# [GOAL]
Note each line of the listing that contains the string "values", and copy it.

--- DATA EXCERPTS ---

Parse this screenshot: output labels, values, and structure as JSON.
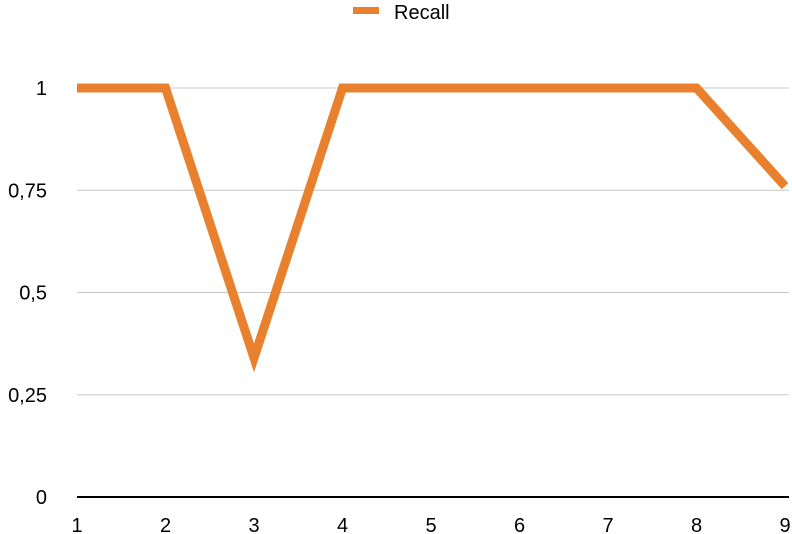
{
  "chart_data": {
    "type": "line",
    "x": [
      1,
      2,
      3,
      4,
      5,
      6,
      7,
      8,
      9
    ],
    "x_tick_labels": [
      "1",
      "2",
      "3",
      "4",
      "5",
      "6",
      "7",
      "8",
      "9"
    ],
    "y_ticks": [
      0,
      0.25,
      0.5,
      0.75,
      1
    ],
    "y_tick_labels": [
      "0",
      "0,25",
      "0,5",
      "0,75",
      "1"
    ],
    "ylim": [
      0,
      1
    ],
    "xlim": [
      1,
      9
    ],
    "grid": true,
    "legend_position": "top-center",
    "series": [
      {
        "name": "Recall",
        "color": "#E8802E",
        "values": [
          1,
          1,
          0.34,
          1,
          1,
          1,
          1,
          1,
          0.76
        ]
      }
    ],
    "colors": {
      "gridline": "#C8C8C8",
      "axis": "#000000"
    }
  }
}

---
--- DATA EXCERPTS ---

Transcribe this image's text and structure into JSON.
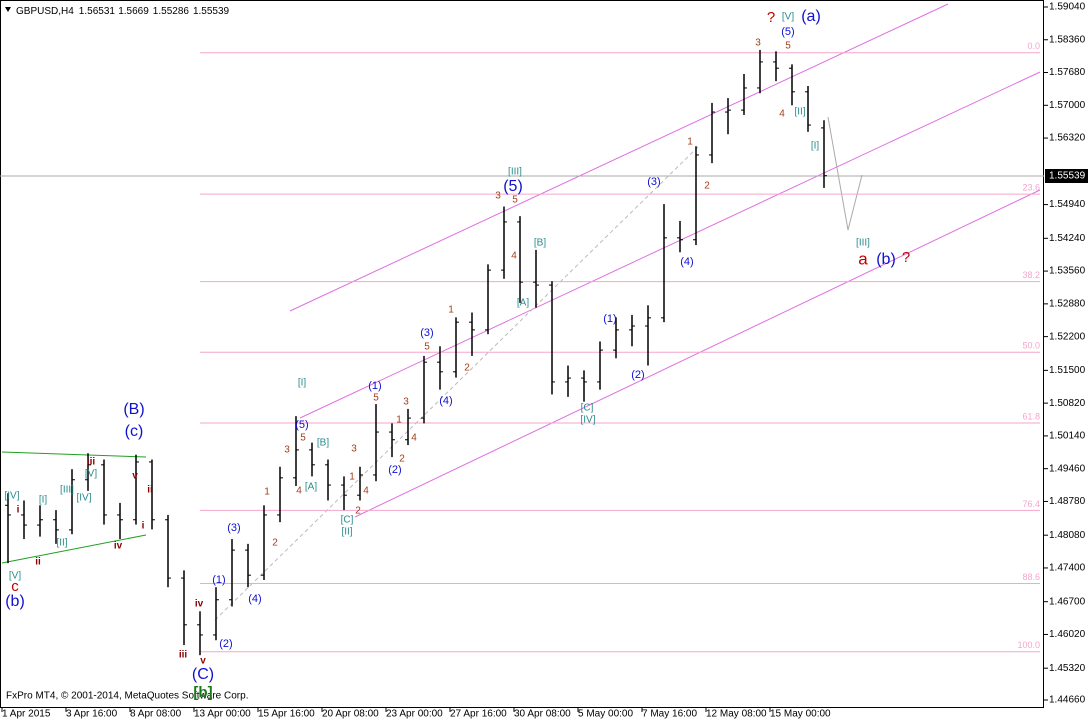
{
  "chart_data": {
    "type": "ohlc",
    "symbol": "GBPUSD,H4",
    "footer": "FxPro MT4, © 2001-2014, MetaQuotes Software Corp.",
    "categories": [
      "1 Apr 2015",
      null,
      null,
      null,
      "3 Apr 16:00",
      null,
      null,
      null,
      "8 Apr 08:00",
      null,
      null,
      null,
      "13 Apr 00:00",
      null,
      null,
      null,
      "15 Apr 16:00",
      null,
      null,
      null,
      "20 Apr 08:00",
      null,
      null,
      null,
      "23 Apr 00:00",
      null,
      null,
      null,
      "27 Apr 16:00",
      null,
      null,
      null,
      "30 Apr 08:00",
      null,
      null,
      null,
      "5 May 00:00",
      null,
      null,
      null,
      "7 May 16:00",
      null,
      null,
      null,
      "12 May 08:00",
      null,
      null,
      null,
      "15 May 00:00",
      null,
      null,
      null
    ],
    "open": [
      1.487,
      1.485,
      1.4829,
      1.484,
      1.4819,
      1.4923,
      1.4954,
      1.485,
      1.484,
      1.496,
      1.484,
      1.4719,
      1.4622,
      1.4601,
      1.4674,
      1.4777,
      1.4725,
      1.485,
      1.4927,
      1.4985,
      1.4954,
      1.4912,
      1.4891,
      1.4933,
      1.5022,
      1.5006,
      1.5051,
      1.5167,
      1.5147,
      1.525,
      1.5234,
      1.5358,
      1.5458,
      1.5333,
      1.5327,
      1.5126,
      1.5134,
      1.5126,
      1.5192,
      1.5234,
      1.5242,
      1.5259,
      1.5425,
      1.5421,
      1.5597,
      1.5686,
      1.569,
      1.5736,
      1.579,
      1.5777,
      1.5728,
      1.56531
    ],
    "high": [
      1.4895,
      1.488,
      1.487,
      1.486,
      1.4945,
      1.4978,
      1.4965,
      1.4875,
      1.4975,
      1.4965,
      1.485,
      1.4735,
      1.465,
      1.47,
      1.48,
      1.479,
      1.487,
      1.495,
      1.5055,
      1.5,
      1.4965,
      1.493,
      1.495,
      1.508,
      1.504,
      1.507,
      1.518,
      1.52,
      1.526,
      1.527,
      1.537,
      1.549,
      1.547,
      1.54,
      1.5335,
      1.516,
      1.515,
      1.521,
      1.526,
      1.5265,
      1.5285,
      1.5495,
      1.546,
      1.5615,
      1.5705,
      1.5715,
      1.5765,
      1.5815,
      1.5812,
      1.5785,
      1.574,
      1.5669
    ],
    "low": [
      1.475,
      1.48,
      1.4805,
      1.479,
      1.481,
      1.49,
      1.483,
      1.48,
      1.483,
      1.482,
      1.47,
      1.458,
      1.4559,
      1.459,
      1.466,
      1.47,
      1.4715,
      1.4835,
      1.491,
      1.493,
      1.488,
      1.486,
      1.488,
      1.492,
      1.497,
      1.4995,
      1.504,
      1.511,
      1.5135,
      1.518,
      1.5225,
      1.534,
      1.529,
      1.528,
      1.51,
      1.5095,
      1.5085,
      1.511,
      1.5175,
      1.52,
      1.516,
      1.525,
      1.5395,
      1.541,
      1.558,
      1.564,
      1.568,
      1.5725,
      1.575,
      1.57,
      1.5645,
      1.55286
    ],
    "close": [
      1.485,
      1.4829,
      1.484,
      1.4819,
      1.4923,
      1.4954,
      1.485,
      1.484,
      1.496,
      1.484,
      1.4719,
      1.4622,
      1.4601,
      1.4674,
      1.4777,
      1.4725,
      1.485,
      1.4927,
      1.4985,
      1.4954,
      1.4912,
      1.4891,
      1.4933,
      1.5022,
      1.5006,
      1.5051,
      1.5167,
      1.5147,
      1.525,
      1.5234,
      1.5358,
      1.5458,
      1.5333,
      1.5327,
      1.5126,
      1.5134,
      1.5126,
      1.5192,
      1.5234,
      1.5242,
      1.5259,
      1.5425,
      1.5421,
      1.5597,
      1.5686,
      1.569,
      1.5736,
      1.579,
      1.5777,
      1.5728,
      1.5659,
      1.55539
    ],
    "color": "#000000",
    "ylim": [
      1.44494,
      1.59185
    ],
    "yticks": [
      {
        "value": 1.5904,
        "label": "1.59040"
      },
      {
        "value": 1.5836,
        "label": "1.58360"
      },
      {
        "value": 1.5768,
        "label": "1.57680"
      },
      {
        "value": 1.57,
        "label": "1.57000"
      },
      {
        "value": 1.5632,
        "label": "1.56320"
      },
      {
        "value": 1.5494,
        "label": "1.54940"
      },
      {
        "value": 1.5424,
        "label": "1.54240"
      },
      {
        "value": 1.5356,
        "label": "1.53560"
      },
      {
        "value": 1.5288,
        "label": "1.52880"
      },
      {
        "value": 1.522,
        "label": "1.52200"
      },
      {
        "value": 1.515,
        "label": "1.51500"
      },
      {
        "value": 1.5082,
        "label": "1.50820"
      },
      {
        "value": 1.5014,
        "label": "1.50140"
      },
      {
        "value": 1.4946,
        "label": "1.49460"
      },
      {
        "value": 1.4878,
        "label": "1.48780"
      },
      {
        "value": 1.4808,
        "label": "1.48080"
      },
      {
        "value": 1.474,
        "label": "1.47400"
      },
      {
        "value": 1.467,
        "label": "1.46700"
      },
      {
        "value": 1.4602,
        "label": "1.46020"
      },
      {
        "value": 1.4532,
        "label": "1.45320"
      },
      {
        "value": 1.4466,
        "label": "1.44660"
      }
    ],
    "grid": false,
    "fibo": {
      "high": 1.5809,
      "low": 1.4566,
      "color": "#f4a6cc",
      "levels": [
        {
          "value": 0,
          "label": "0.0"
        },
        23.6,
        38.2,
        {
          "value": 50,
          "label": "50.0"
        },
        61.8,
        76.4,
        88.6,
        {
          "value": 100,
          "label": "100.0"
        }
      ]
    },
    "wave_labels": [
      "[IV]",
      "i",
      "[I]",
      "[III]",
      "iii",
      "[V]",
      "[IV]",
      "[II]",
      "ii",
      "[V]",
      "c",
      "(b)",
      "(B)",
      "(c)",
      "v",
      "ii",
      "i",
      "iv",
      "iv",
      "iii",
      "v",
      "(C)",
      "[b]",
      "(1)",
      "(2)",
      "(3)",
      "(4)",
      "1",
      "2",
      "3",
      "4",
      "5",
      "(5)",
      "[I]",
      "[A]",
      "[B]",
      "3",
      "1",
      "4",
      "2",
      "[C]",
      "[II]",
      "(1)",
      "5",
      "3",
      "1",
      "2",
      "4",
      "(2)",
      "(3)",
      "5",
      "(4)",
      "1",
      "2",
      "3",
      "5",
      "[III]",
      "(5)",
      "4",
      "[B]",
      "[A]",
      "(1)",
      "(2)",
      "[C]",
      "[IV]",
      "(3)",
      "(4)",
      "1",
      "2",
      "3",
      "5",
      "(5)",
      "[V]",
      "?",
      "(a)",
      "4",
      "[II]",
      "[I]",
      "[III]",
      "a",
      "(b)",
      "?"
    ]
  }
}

---

# [FINISHED TASK]
Parse this screenshot: output labels, values, and structure as JSON.
        "values": [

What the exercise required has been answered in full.